#### [Required work]
Check every line of the entries that follow, and copy the ones containing "цели".

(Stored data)
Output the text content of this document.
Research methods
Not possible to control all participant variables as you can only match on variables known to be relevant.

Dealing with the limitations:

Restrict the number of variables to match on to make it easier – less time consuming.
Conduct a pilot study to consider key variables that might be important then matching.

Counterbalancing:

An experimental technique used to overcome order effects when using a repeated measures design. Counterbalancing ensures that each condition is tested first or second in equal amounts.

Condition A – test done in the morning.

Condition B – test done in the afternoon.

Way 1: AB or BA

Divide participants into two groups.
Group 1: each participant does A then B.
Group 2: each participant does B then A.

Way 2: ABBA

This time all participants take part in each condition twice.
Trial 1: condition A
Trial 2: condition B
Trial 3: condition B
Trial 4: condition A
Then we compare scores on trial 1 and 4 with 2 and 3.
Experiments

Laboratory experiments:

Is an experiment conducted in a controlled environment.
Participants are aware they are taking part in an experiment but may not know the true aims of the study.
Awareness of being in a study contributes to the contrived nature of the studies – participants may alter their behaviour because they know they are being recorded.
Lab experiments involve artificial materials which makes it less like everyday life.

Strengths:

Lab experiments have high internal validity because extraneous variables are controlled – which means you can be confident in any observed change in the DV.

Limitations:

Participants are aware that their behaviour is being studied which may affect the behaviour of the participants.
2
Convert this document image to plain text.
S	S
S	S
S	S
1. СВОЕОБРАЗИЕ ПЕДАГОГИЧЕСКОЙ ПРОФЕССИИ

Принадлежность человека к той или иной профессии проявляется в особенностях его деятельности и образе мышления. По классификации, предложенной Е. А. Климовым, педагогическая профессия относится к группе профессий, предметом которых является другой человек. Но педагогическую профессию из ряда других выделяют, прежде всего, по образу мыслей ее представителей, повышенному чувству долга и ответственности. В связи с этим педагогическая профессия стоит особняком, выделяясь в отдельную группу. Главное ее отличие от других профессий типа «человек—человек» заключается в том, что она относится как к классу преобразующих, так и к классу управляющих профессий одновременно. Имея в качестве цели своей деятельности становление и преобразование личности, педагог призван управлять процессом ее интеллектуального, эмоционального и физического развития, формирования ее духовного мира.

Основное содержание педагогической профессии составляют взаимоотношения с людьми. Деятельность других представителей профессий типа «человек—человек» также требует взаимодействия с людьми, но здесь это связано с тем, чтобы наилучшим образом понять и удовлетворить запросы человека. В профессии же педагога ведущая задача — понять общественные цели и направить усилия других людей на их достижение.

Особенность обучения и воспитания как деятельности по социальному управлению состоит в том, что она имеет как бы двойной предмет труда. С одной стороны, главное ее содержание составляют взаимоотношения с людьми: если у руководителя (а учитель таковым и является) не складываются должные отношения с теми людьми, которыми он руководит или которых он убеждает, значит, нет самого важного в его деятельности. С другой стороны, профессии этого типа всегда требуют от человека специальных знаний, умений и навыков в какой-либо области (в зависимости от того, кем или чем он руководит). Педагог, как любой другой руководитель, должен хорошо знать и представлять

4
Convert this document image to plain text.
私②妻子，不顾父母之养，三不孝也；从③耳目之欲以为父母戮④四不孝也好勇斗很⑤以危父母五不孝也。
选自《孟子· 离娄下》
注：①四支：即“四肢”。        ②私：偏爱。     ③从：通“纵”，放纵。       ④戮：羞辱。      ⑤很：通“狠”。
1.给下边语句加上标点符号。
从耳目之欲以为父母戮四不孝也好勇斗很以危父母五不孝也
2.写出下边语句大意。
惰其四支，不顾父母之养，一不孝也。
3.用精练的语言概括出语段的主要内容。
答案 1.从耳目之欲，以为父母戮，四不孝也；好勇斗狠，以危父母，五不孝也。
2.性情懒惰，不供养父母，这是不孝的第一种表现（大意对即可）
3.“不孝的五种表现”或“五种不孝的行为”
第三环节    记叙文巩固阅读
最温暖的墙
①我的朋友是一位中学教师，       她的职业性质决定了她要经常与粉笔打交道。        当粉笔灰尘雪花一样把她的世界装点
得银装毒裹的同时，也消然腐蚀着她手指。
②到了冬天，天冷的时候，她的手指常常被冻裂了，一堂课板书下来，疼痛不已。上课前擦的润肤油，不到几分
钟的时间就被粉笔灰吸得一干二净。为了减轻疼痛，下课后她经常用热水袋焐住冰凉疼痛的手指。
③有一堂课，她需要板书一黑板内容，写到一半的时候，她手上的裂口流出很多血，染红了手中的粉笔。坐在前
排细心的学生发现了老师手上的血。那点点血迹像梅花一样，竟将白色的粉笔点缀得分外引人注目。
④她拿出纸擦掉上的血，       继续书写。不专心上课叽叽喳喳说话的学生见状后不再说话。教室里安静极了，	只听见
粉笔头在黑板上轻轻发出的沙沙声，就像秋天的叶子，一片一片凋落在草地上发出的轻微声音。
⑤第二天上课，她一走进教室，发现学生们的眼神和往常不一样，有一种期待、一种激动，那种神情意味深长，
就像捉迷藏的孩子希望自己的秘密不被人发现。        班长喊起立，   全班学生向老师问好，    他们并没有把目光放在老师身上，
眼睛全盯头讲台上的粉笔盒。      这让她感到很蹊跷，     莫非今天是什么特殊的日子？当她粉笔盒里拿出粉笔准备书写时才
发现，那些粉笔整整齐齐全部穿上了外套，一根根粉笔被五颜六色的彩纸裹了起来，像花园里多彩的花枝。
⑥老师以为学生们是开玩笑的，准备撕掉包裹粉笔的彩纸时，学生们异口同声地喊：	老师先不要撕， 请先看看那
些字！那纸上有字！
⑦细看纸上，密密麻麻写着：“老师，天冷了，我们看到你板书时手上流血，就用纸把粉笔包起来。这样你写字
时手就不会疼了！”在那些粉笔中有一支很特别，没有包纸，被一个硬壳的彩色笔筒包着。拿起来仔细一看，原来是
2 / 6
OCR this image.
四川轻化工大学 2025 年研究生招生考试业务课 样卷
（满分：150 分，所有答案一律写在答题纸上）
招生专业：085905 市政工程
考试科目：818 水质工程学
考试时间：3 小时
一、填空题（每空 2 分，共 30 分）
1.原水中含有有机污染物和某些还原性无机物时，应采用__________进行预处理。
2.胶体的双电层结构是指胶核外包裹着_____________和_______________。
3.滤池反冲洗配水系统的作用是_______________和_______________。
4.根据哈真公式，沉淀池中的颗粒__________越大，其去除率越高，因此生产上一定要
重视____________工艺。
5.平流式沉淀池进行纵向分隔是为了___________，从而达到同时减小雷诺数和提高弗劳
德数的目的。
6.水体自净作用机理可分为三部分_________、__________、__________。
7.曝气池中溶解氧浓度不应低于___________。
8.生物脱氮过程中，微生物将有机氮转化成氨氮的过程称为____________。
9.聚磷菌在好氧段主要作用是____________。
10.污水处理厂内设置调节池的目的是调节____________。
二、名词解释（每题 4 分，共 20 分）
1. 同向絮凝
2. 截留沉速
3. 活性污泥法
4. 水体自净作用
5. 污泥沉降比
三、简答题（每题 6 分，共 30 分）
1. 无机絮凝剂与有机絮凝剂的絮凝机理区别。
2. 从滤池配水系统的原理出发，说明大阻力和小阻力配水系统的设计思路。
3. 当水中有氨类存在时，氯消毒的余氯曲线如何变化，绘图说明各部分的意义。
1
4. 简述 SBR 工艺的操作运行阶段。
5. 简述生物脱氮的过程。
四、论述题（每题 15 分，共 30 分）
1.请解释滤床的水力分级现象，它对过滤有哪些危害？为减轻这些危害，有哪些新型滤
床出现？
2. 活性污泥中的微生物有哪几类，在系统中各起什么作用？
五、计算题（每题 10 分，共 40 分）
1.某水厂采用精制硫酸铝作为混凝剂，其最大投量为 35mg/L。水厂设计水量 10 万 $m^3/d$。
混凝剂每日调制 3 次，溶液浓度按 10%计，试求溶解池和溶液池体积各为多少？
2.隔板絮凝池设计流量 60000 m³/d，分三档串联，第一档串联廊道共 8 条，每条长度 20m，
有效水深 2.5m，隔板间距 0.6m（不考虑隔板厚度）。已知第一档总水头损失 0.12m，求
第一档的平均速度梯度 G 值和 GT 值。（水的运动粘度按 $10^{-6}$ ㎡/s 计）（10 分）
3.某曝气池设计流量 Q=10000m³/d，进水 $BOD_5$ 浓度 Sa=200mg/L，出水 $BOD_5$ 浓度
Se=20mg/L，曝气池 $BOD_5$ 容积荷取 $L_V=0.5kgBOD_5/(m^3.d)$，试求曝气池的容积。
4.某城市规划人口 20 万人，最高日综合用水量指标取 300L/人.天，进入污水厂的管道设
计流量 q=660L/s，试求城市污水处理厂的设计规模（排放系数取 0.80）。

#### [Written response]
Принадлежность человека к той или иной профессии проявляется в особенностях его деятельности и образе мышления. По классификации, предложенной Е. А. Климовым, педагогическая профессия относится к группе профессий, предметом которых является другой человек. Но педагогическую профессию из ряда других выделяют, прежде всего, по образу мыслей ее представителей, повышенному чувству долга и ответственности. В связи с этим педагогическая профессия стоит особняком, выделяясь в отдельную группу. Главное ее отличие от других профессий типа «человек—человек» заключается в том, что она относится как к классу преобразующих, так и к классу управляющих профессий одновременно. Имея в качестве цели своей деятельности становление и преобразование личности, педагог призван управлять процессом ее интеллектуального, эмоционального и физического развития, формирования ее духовного мира.
Основное содержание педагогической профессии составляют взаимоотношения с людьми. Деятельность других представителей профессий типа «человек—человек» также требует взаимодействия с людьми, но здесь это связано с тем, чтобы наилучшим образом понять и удовлетворить запросы человека. В профессии же педагога ведущая задача — понять общественные цели и направить усилия других людей на их достижение.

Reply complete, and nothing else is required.